Transcribe every entry word for word. Skip the pictures.
===== Data supplied
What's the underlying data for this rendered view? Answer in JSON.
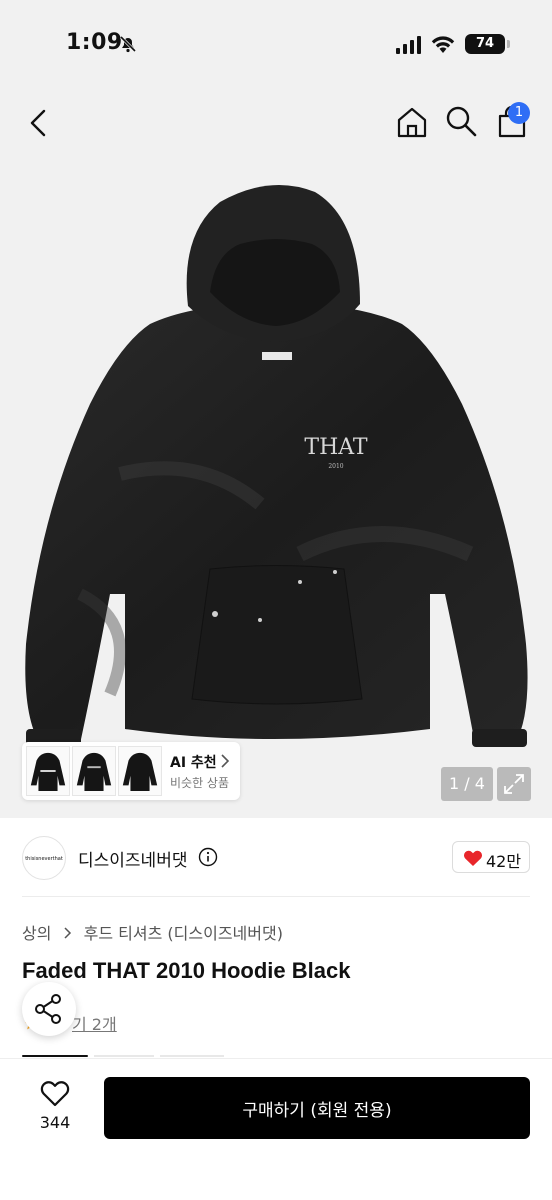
{
  "status_bar": {
    "time": "1:09",
    "battery": "74"
  },
  "header": {
    "cart_count": "1"
  },
  "hero": {
    "ai_recommend": {
      "title": "AI 추천",
      "subtitle": "비슷한 상품"
    },
    "page_indicator": "1 / 4"
  },
  "brand": {
    "logo_text": "thisisneverthat",
    "name": "디스이즈네버댓",
    "likes": "42만"
  },
  "breadcrumb": {
    "level1": "상의",
    "level2": "후드 티셔츠 (디스이즈네버댓)"
  },
  "product": {
    "title": "Faded THAT 2010 Hoodie Black",
    "reviews_link": "기 2개"
  },
  "bottom_bar": {
    "wish_count": "344",
    "buy_label": "구매하기 (회원 전용)"
  },
  "colors": {
    "accent_badge": "#2f6ef5",
    "heart": "#e8262b",
    "buy_button": "#000000"
  },
  "icons": [
    "back-arrow-icon",
    "home-icon",
    "search-icon",
    "cart-icon",
    "info-icon",
    "heart-icon",
    "share-icon",
    "expand-icon",
    "bell-off-icon",
    "signal-icon",
    "wifi-icon"
  ]
}
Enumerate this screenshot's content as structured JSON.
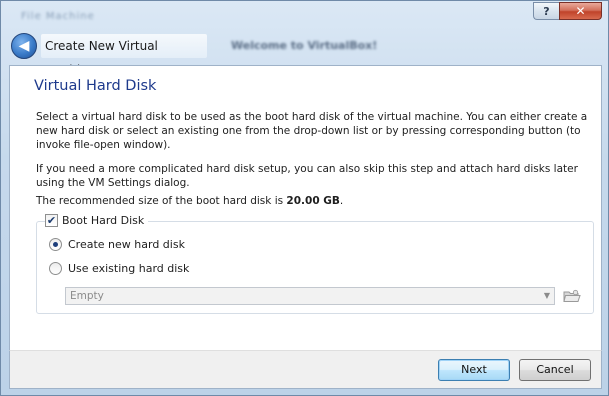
{
  "window": {
    "help_glyph": "?",
    "close_glyph": "✕",
    "blurred_title": "File   Machine",
    "blurred_background_text": "Welcome to VirtualBox!"
  },
  "header": {
    "back_glyph": "◀",
    "wizard_title": "Create New Virtual Machine"
  },
  "page": {
    "heading": "Virtual Hard Disk",
    "paragraph1": "Select a virtual hard disk to be used as the boot hard disk of the virtual machine. You can either create a new hard disk or select an existing one from the drop-down list or by pressing corresponding button (to invoke file-open window).",
    "paragraph2": "If you need a more complicated hard disk setup, you can also skip this step and attach hard disks later using the VM Settings dialog.",
    "recommended_prefix": "The recommended size of the boot hard disk is ",
    "recommended_size": "20.00 GB",
    "recommended_suffix": "."
  },
  "boot_disk": {
    "checkbox_label": "Boot Hard Disk",
    "checked": true,
    "check_glyph": "✔",
    "option_create": "Create new hard disk",
    "option_existing": "Use existing hard disk",
    "selected_option": "create",
    "combo_value": "Empty",
    "combo_arrow": "▼"
  },
  "footer": {
    "next_label": "Next",
    "cancel_label": "Cancel"
  },
  "icons": {
    "back": "back-arrow-icon",
    "folder": "open-folder-icon",
    "help": "help-icon",
    "close": "close-icon"
  }
}
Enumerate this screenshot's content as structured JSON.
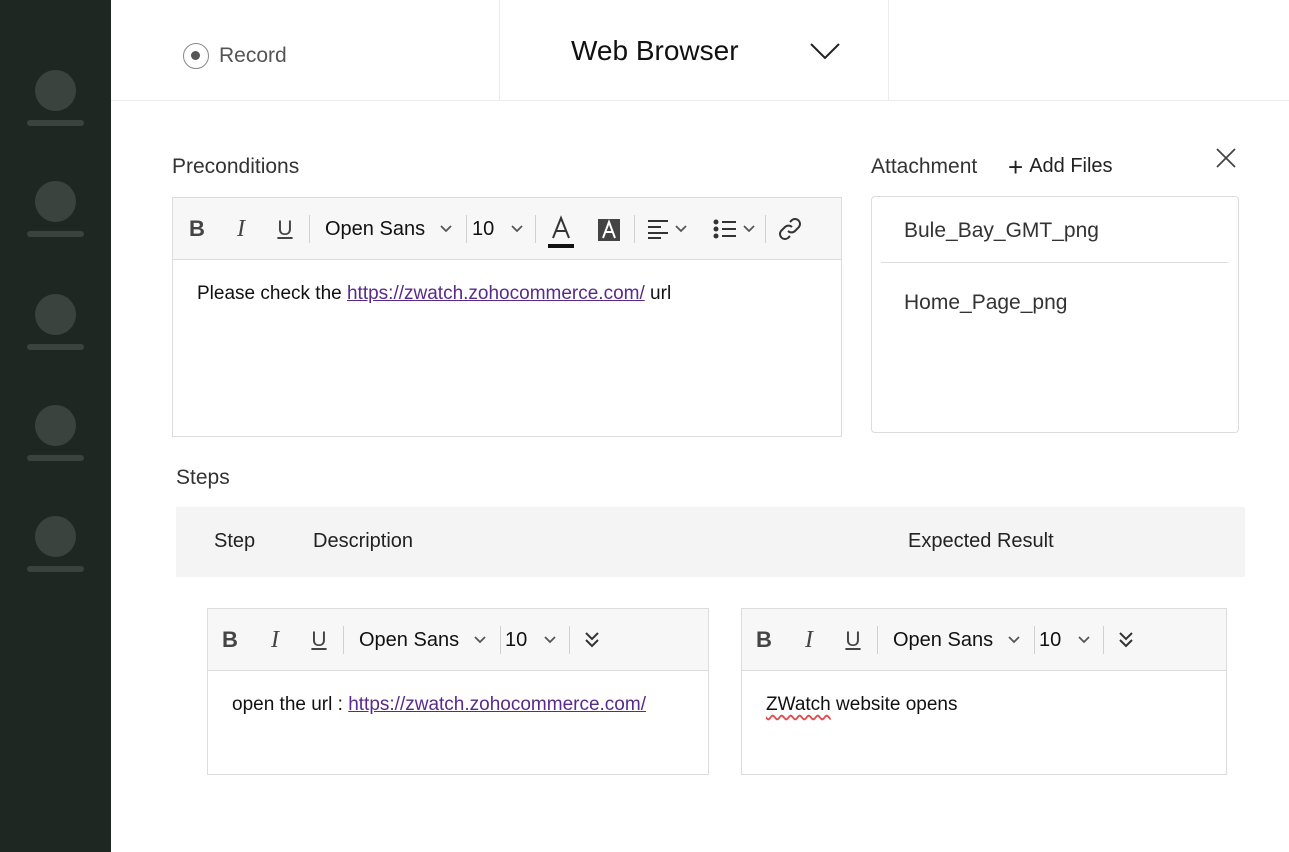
{
  "topbar": {
    "record_label": "Record",
    "browser_label": "Web Browser"
  },
  "preconditions": {
    "label": "Preconditions",
    "toolbar": {
      "bold": "B",
      "italic": "I",
      "underline": "U",
      "font": "Open Sans",
      "size": "10"
    },
    "text_before": "Please check the ",
    "link": "https://zwatch.zohocommerce.com/",
    "text_after": " url"
  },
  "attachment": {
    "label": "Attachment",
    "add_files": "Add Files",
    "files": [
      "Bule_Bay_GMT_png",
      "Home_Page_png"
    ]
  },
  "steps": {
    "label": "Steps",
    "columns": {
      "step": "Step",
      "description": "Description",
      "expected": "Expected Result"
    },
    "description_editor": {
      "toolbar": {
        "bold": "B",
        "italic": "I",
        "underline": "U",
        "font": "Open Sans",
        "size": "10"
      },
      "text_before": "open the url : ",
      "link": "https://zwatch.zohocommerce.com/"
    },
    "expected_editor": {
      "toolbar": {
        "bold": "B",
        "italic": "I",
        "underline": "U",
        "font": "Open Sans",
        "size": "10"
      },
      "misspelled": "ZWatch",
      "text_after": " website opens"
    }
  },
  "icons": [
    "radio-icon",
    "chevron-down-icon",
    "text-color-icon",
    "highlight-icon",
    "align-icon",
    "list-icon",
    "link-icon",
    "expand-more-icon",
    "close-icon",
    "plus-icon"
  ]
}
==========
[Reply to the task]
What's the underlying data for this rendered view? Answer in JSON.
{
  "status_bar": {
    "time": "1:09",
    "battery": "74"
  },
  "header": {
    "cart_count": "1"
  },
  "hero": {
    "ai_recommend": {
      "title": "AI 추천",
      "subtitle": "비슷한 상품"
    },
    "page_indicator": "1 / 4"
  },
  "brand": {
    "logo_text": "thisisneverthat",
    "name": "디스이즈네버댓",
    "likes": "42만"
  },
  "breadcrumb": {
    "level1": "상의",
    "level2": "후드 티셔츠 (디스이즈네버댓)"
  },
  "product": {
    "title": "Faded THAT 2010 Hoodie Black",
    "reviews_link": "기 2개"
  },
  "bottom_bar": {
    "wish_count": "344",
    "buy_label": "구매하기 (회원 전용)"
  },
  "colors": {
    "accent_badge": "#2f6ef5",
    "heart": "#e8262b",
    "buy_button": "#000000"
  },
  "icons": [
    "back-arrow-icon",
    "home-icon",
    "search-icon",
    "cart-icon",
    "info-icon",
    "heart-icon",
    "share-icon",
    "expand-icon",
    "bell-off-icon",
    "signal-icon",
    "wifi-icon"
  ]
}
Enumerate this screenshot's content as structured JSON.
{
  "window": {
    "help_glyph": "?",
    "close_glyph": "✕",
    "blurred_title": "File   Machine",
    "blurred_background_text": "Welcome to VirtualBox!"
  },
  "header": {
    "back_glyph": "◀",
    "wizard_title": "Create New Virtual Machine"
  },
  "page": {
    "heading": "Virtual Hard Disk",
    "paragraph1": "Select a virtual hard disk to be used as the boot hard disk of the virtual machine. You can either create a new hard disk or select an existing one from the drop-down list or by pressing corresponding button (to invoke file-open window).",
    "paragraph2": "If you need a more complicated hard disk setup, you can also skip this step and attach hard disks later using the VM Settings dialog.",
    "recommended_prefix": "The recommended size of the boot hard disk is ",
    "recommended_size": "20.00 GB",
    "recommended_suffix": "."
  },
  "boot_disk": {
    "checkbox_label": "Boot Hard Disk",
    "checked": true,
    "check_glyph": "✔",
    "option_create": "Create new hard disk",
    "option_existing": "Use existing hard disk",
    "selected_option": "create",
    "combo_value": "Empty",
    "combo_arrow": "▼"
  },
  "footer": {
    "next_label": "Next",
    "cancel_label": "Cancel"
  },
  "icons": {
    "back": "back-arrow-icon",
    "folder": "open-folder-icon",
    "help": "help-icon",
    "close": "close-icon"
  }
}
Enumerate this screenshot's content as structured JSON.
{
  "topbar": {
    "record_label": "Record",
    "browser_label": "Web Browser"
  },
  "preconditions": {
    "label": "Preconditions",
    "toolbar": {
      "bold": "B",
      "italic": "I",
      "underline": "U",
      "font": "Open Sans",
      "size": "10"
    },
    "text_before": "Please check the ",
    "link": "https://zwatch.zohocommerce.com/",
    "text_after": " url"
  },
  "attachment": {
    "label": "Attachment",
    "add_files": "Add Files",
    "files": [
      "Bule_Bay_GMT_png",
      "Home_Page_png"
    ]
  },
  "steps": {
    "label": "Steps",
    "columns": {
      "step": "Step",
      "description": "Description",
      "expected": "Expected Result"
    },
    "description_editor": {
      "toolbar": {
        "bold": "B",
        "italic": "I",
        "underline": "U",
        "font": "Open Sans",
        "size": "10"
      },
      "text_before": "open the url : ",
      "link": "https://zwatch.zohocommerce.com/"
    },
    "expected_editor": {
      "toolbar": {
        "bold": "B",
        "italic": "I",
        "underline": "U",
        "font": "Open Sans",
        "size": "10"
      },
      "misspelled": "ZWatch",
      "text_after": " website opens"
    }
  },
  "icons": [
    "radio-icon",
    "chevron-down-icon",
    "text-color-icon",
    "highlight-icon",
    "align-icon",
    "list-icon",
    "link-icon",
    "expand-more-icon",
    "close-icon",
    "plus-icon"
  ]
}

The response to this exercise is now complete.